DATA ROWS:
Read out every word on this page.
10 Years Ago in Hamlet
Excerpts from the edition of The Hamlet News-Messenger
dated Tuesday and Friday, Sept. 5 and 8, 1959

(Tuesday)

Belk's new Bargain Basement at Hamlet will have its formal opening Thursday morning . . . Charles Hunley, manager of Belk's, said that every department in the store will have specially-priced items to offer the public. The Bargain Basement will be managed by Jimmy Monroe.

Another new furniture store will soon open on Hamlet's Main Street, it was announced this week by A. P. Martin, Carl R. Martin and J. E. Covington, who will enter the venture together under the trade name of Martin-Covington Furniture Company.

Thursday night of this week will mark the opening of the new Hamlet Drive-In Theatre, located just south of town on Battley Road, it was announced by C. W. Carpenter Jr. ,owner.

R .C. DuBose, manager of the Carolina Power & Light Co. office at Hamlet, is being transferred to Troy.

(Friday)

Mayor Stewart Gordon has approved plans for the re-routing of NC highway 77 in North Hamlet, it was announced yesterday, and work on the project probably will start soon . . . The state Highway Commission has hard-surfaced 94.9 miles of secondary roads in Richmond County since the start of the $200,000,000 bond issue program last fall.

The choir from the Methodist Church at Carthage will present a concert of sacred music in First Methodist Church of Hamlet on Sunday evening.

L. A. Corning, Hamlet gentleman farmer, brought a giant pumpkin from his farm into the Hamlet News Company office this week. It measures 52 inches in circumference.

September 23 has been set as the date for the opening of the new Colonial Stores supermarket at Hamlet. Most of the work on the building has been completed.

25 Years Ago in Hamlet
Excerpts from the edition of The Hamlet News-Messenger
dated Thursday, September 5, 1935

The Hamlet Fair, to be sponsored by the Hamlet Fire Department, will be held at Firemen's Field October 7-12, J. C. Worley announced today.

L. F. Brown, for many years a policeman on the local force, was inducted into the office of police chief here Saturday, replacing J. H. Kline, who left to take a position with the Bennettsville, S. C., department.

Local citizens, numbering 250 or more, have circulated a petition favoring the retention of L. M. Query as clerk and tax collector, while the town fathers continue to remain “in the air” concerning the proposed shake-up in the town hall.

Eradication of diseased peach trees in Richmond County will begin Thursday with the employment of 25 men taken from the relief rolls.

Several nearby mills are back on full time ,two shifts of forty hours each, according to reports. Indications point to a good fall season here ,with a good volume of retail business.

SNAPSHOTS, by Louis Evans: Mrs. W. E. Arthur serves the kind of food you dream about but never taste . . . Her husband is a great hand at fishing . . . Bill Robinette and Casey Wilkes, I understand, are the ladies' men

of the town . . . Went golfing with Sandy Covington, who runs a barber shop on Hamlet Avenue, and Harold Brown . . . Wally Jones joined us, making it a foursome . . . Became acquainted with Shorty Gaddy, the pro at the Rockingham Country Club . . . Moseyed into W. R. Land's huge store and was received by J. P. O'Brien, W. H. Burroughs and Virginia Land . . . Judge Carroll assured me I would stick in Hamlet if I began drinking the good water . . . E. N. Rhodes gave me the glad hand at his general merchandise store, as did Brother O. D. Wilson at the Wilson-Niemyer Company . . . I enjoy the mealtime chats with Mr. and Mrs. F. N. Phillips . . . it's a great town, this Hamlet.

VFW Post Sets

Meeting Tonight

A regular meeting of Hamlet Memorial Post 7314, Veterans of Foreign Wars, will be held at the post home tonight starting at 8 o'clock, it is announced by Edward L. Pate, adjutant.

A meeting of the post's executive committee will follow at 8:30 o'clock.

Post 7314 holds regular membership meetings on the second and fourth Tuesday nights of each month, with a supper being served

INSTRUCTION: Reproduce the entire listing word for word.

ANSWER IN FULL:
Read out every word on this page.
10 Years Ago in Hamlet
Excerpts from the edition of The Hamlet News-Messenger
dated Tuesday and Friday, Sept. 5 and 8, 1959

(Tuesday)

Belk's new Bargain Basement at Hamlet will have its formal opening Thursday morning . . . Charles Hunley, manager of Belk's, said that every department in the store will have specially-priced items to offer the public. The Bargain Basement will be managed by Jimmy Monroe.

Another new furniture store will soon open on Hamlet's Main Street, it was announced this week by A. P. Martin, Carl R. Martin and J. E. Covington, who will enter the venture together under the trade name of Martin-Covington Furniture Company.

Thursday night of this week will mark the opening of the new Hamlet Drive-In Theatre, located just south of town on Battley Road, it was announced by C. W. Carpenter Jr. ,owner.

R .C. DuBose, manager of the Carolina Power & Light Co. office at Hamlet, is being transferred to Troy.

(Friday)

Mayor Stewart Gordon has approved plans for the re-routing of NC highway 77 in North Hamlet, it was announced yesterday, and work on the project probably will start soon . . . The state Highway Commission has hard-surfaced 94.9 miles of secondary roads in Richmond County since the start of the $200,000,000 bond issue program last fall.

The choir from the Methodist Church at Carthage will present a concert of sacred music in First Methodist Church of Hamlet on Sunday evening.

L. A. Corning, Hamlet gentleman farmer, brought a giant pumpkin from his farm into the Hamlet News Company office this week. It measures 52 inches in circumference.

September 23 has been set as the date for the opening of the new Colonial Stores supermarket at Hamlet. Most of the work on the building has been completed.

25 Years Ago in Hamlet
Excerpts from the edition of The Hamlet News-Messenger
dated Thursday, September 5, 1935

The Hamlet Fair, to be sponsored by the Hamlet Fire Department, will be held at Firemen's Field October 7-12, J. C. Worley announced today.

L. F. Brown, for many years a policeman on the local force, was inducted into the office of police chief here Saturday, replacing J. H. Kline, who left to take a position with the Bennettsville, S. C., department.

Local citizens, numbering 250 or more, have circulated a petition favoring the retention of L. M. Query as clerk and tax collector, while the town fathers continue to remain “in the air” concerning the proposed shake-up in the town hall.

Eradication of diseased peach trees in Richmond County will begin Thursday with the employment of 25 men taken from the relief rolls.

Several nearby mills are back on full time ,two shifts of forty hours each, according to reports. Indications point to a good fall season here ,with a good volume of retail business.

SNAPSHOTS, by Louis Evans: Mrs. W. E. Arthur serves the kind of food you dream about but never taste . . . Her husband is a great hand at fishing . . . Bill Robinette and Casey Wilkes, I understand, are the ladies' men

of the town . . . Went golfing with Sandy Covington, who runs a barber shop on Hamlet Avenue, and Harold Brown . . . Wally Jones joined us, making it a foursome . . . Became acquainted with Shorty Gaddy, the pro at the Rockingham Country Club . . . Moseyed into W. R. Land's huge store and was received by J. P. O'Brien, W. H. Burroughs and Virginia Land . . . Judge Carroll assured me I would stick in Hamlet if I began drinking the good water . . . E. N. Rhodes gave me the glad hand at his general merchandise store, as did Brother O. D. Wilson at the Wilson-Niemyer Company . . . I enjoy the mealtime chats with Mr. and Mrs. F. N. Phillips . . . it's a great town, this Hamlet.

VFW Post Sets

Meeting Tonight

A regular meeting of Hamlet Memorial Post 7314, Veterans of Foreign Wars, will be held at the post home tonight starting at 8 o'clock, it is announced by Edward L. Pate, adjutant.

A meeting of the post's executive committee will follow at 8:30 o'clock.

Post 7314 holds regular membership meetings on the second and fourth Tuesday nights of each month, with a supper being served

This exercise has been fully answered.